# What you will do
Reproduce every line of the items below word for word, leaving the pictures out of your answer.

# Material provided
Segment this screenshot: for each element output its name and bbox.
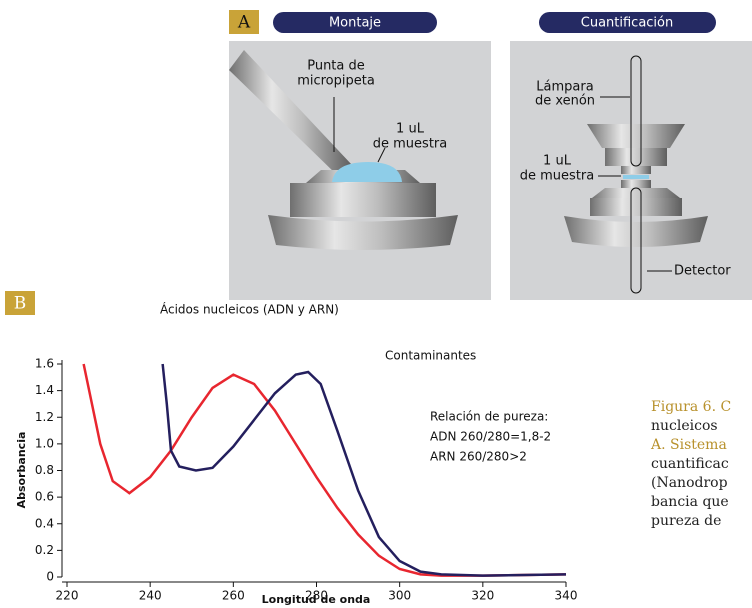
label: 1 uL bbox=[396, 122, 425, 137]
caption-line: cuantificac bbox=[651, 456, 729, 472]
y-tick-label: 0 bbox=[46, 570, 54, 584]
annotation: ARN 260/280>2 bbox=[430, 450, 527, 464]
caption-line: pureza de bbox=[651, 513, 721, 529]
y-tick-label: 1.4 bbox=[35, 383, 54, 397]
upper-pedestal bbox=[605, 148, 667, 166]
series-label: Contaminantes bbox=[385, 349, 476, 363]
annotation: Relación de pureza: bbox=[430, 410, 548, 424]
x-tick-label: 280 bbox=[305, 589, 328, 603]
x-tick-label: 260 bbox=[222, 589, 245, 603]
y-tick-label: 0.2 bbox=[35, 543, 54, 557]
caption-line: A. Sistema bbox=[650, 437, 727, 453]
y-tick-label: 1.0 bbox=[35, 436, 54, 450]
x-tick-label: 340 bbox=[555, 589, 578, 603]
pill-title: Cuantificación bbox=[581, 16, 674, 31]
y-tick-label: 0.8 bbox=[35, 463, 54, 477]
caption-line: (Nanodrop bbox=[651, 475, 728, 491]
y-axis-label: Absorbancia bbox=[15, 432, 28, 509]
pill-title: Montaje bbox=[329, 16, 381, 31]
upper-pedestal bbox=[587, 124, 685, 148]
y-tick-label: 1.2 bbox=[35, 410, 54, 424]
x-tick-label: 220 bbox=[56, 589, 79, 603]
lower-pedestal bbox=[590, 198, 682, 216]
y-tick-label: 1.6 bbox=[35, 357, 54, 371]
panel-label: B bbox=[14, 294, 27, 314]
caption-line: nucleicos bbox=[651, 418, 718, 434]
caption: Figura 6. C nucleicos A. Sistema cuantifica… bbox=[650, 399, 731, 529]
plot: 0 0.2 0.4 0.6 0.8 1.0 1.2 1.4 1.6 220 240 260 280 300… bbox=[35, 302, 578, 603]
caption-line: bancia que bbox=[651, 494, 729, 510]
panel-label: A bbox=[237, 13, 251, 33]
caption-line: Figura 6. C bbox=[651, 399, 731, 415]
label: Punta de bbox=[307, 59, 365, 74]
label: micropipeta bbox=[297, 74, 375, 89]
y-tick-label: 0.4 bbox=[35, 516, 54, 530]
label: 1 uL bbox=[543, 154, 572, 169]
series-label: Ácidos nucleicos (ADN y ARN) bbox=[160, 302, 339, 317]
x-tick-label: 240 bbox=[139, 589, 162, 603]
label: de muestra bbox=[373, 137, 447, 152]
pedestal bbox=[290, 183, 436, 217]
annotation: ADN 260/280=1,8-2 bbox=[430, 430, 551, 444]
y-tick-label: 0.6 bbox=[35, 490, 54, 504]
data-line bbox=[163, 364, 566, 576]
sample bbox=[623, 175, 649, 179]
label: Lámpara bbox=[536, 80, 593, 95]
page: A Montaje Cuantificación Punta de microp… bbox=[0, 0, 752, 608]
lower-pedestal bbox=[592, 188, 680, 198]
x-tick-label: 320 bbox=[471, 589, 494, 603]
figure: A Montaje Cuantificación Punta de microp… bbox=[0, 0, 752, 608]
lower-tip bbox=[621, 180, 651, 188]
label: de muestra bbox=[520, 169, 594, 184]
label: Detector bbox=[674, 264, 731, 279]
x-tick-label: 300 bbox=[388, 589, 411, 603]
upper-tip bbox=[621, 166, 651, 174]
label: de xenón bbox=[535, 94, 595, 109]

# Expected answer
Segment this screenshot: for each element output its name and bbox.
label: 1 uL bbox=[396, 122, 425, 137]
caption-line: cuantificac bbox=[651, 456, 729, 472]
y-tick-label: 0 bbox=[46, 570, 54, 584]
annotation: ARN 260/280>2 bbox=[430, 450, 527, 464]
caption-line: pureza de bbox=[651, 513, 721, 529]
y-tick-label: 1.4 bbox=[35, 383, 54, 397]
upper-pedestal bbox=[605, 148, 667, 166]
series-label: Contaminantes bbox=[385, 349, 476, 363]
annotation: Relación de pureza: bbox=[430, 410, 548, 424]
x-tick-label: 280 bbox=[305, 589, 328, 603]
x-tick-label: 260 bbox=[222, 589, 245, 603]
y-tick-label: 0.2 bbox=[35, 543, 54, 557]
caption-line: A. Sistema bbox=[650, 437, 727, 453]
y-tick-label: 1.0 bbox=[35, 436, 54, 450]
x-tick-label: 340 bbox=[555, 589, 578, 603]
pill-title: Cuantificación bbox=[581, 16, 674, 31]
y-tick-label: 0.8 bbox=[35, 463, 54, 477]
caption-line: (Nanodrop bbox=[651, 475, 728, 491]
y-axis-label: Absorbancia bbox=[15, 432, 28, 509]
pill-title: Montaje bbox=[329, 16, 381, 31]
upper-pedestal bbox=[587, 124, 685, 148]
y-tick-label: 1.2 bbox=[35, 410, 54, 424]
x-tick-label: 220 bbox=[56, 589, 79, 603]
lower-pedestal bbox=[590, 198, 682, 216]
y-tick-label: 1.6 bbox=[35, 357, 54, 371]
panel-label: B bbox=[14, 294, 27, 314]
caption-line: nucleicos bbox=[651, 418, 718, 434]
caption: Figura 6. C nucleicos A. Sistema cuantifica… bbox=[650, 399, 731, 529]
plot: 0 0.2 0.4 0.6 0.8 1.0 1.2 1.4 1.6 220 240 260 280 300… bbox=[35, 302, 578, 603]
caption-line: bancia que bbox=[651, 494, 729, 510]
panel-label: A bbox=[237, 13, 251, 33]
caption-line: Figura 6. C bbox=[651, 399, 731, 415]
label: Punta de bbox=[307, 59, 365, 74]
label: micropipeta bbox=[297, 74, 375, 89]
y-tick-label: 0.4 bbox=[35, 516, 54, 530]
label: 1 uL bbox=[543, 154, 572, 169]
series-label: Ácidos nucleicos (ADN y ARN) bbox=[160, 302, 339, 317]
x-tick-label: 240 bbox=[139, 589, 162, 603]
label: de muestra bbox=[373, 137, 447, 152]
pedestal bbox=[290, 183, 436, 217]
annotation: ADN 260/280=1,8-2 bbox=[430, 430, 551, 444]
y-tick-label: 0.6 bbox=[35, 490, 54, 504]
data-line bbox=[163, 364, 566, 576]
sample bbox=[623, 175, 649, 179]
label: Lámpara bbox=[536, 80, 593, 95]
page: A Montaje Cuantificación Punta de microp… bbox=[0, 0, 752, 608]
lower-pedestal bbox=[592, 188, 680, 198]
x-tick-label: 320 bbox=[471, 589, 494, 603]
figure: A Montaje Cuantificación Punta de microp… bbox=[0, 0, 752, 608]
lower-tip bbox=[621, 180, 651, 188]
label: de muestra bbox=[520, 169, 594, 184]
label: Detector bbox=[674, 264, 731, 279]
x-tick-label: 300 bbox=[388, 589, 411, 603]
upper-tip bbox=[621, 166, 651, 174]
label: de xenón bbox=[535, 94, 595, 109]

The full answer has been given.